• [Given request] Report how many lines of the records below include the word "title". Give nothing but the number.

###

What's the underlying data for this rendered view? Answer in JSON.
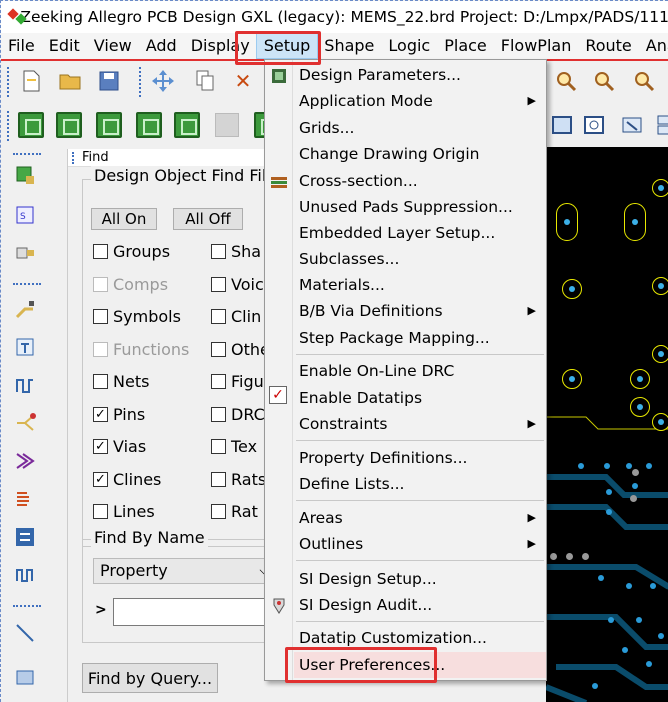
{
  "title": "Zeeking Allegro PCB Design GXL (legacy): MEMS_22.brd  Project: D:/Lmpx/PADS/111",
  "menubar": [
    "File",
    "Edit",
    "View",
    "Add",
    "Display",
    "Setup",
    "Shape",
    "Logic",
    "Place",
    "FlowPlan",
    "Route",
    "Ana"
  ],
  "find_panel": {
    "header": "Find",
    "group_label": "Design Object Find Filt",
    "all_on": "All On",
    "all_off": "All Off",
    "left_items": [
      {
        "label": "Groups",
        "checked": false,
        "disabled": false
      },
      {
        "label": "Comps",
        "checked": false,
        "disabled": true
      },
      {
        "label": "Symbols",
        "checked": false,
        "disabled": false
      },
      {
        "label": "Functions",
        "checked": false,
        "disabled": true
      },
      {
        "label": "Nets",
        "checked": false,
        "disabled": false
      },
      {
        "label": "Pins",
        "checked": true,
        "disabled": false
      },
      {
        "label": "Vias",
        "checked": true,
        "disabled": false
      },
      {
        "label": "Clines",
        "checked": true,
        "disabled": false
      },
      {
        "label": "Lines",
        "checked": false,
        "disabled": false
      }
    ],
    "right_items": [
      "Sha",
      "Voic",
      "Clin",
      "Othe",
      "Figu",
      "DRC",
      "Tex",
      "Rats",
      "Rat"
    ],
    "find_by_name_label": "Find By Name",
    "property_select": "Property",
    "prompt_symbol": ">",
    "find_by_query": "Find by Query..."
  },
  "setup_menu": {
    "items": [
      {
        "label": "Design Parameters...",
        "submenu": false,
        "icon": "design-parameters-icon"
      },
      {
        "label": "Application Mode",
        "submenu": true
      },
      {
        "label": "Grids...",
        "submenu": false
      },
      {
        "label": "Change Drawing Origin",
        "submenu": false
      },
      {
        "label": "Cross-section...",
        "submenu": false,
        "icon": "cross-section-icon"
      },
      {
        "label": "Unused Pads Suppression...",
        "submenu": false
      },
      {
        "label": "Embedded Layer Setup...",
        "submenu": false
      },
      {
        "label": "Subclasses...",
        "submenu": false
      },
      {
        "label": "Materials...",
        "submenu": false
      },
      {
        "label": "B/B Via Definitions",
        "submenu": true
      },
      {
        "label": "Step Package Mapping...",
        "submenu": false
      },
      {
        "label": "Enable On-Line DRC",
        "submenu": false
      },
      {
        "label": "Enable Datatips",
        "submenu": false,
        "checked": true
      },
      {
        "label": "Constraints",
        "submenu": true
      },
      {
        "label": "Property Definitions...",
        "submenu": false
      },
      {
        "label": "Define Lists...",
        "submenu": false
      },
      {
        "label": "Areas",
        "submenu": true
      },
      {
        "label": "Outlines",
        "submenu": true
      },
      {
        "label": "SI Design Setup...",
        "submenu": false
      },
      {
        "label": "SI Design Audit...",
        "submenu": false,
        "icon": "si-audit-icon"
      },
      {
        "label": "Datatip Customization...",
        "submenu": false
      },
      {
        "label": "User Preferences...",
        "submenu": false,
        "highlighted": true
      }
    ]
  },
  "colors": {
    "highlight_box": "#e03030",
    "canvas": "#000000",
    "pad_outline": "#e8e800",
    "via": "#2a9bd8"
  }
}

###

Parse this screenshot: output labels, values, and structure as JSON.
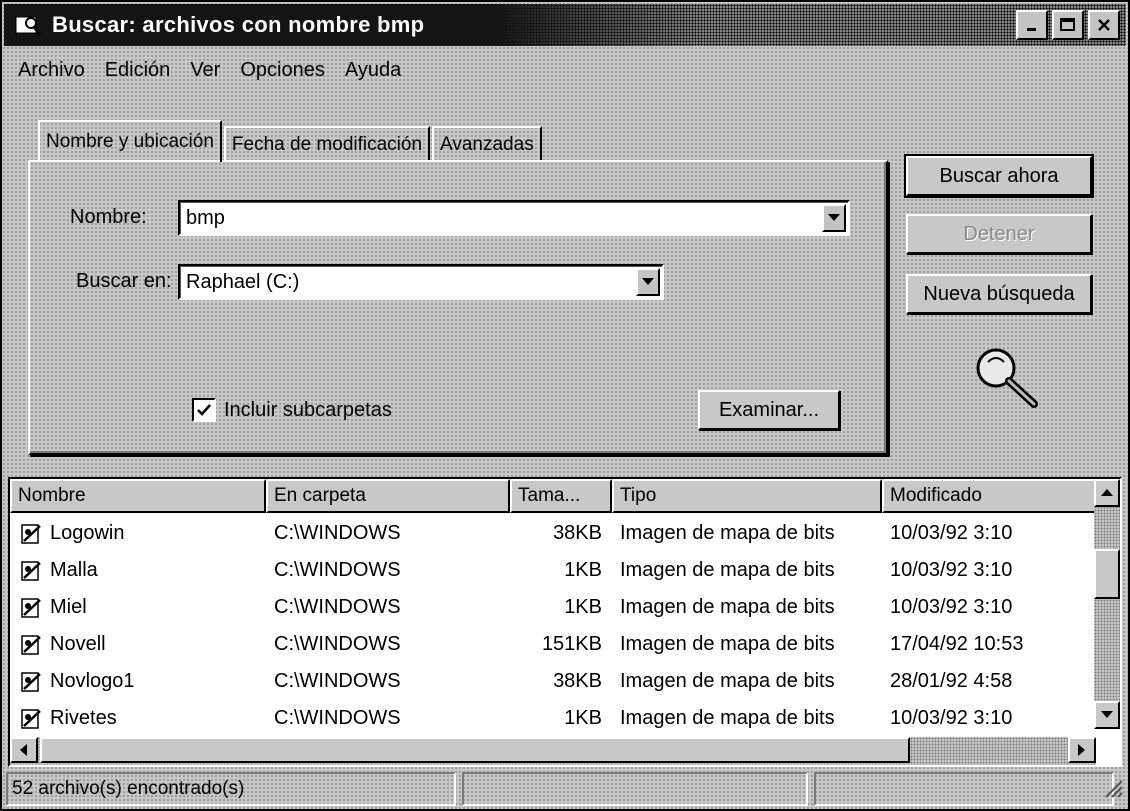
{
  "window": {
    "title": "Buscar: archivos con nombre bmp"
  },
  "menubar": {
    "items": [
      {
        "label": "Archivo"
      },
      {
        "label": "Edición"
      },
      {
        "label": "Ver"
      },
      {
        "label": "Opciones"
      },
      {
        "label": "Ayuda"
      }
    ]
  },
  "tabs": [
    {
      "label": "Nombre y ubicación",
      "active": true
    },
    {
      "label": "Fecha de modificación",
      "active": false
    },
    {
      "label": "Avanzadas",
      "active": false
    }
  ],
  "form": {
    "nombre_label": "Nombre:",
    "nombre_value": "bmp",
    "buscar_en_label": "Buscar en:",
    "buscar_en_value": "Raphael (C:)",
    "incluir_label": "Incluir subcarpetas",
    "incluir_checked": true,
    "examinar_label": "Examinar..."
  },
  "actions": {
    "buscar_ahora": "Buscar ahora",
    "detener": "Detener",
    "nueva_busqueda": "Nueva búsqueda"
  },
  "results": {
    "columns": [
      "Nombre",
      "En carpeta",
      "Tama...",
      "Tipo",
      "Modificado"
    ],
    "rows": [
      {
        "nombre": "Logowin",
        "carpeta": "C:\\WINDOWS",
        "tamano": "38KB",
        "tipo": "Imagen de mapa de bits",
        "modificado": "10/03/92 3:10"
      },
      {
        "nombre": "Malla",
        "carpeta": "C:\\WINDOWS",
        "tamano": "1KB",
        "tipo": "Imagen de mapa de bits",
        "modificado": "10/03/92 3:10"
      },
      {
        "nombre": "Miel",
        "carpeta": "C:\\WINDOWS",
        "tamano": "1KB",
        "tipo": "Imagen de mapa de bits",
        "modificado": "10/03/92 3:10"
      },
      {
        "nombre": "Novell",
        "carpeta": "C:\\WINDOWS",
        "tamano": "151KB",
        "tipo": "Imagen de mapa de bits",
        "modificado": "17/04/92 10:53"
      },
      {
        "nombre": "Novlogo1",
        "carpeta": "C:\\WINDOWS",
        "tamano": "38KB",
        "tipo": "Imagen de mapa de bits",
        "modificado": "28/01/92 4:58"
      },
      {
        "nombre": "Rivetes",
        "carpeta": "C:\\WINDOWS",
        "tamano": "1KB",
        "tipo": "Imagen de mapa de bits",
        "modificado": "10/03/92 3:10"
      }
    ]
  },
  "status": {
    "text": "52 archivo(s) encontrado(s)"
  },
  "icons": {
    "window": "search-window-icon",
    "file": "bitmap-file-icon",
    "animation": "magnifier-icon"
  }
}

###

• [Finished exercise] 2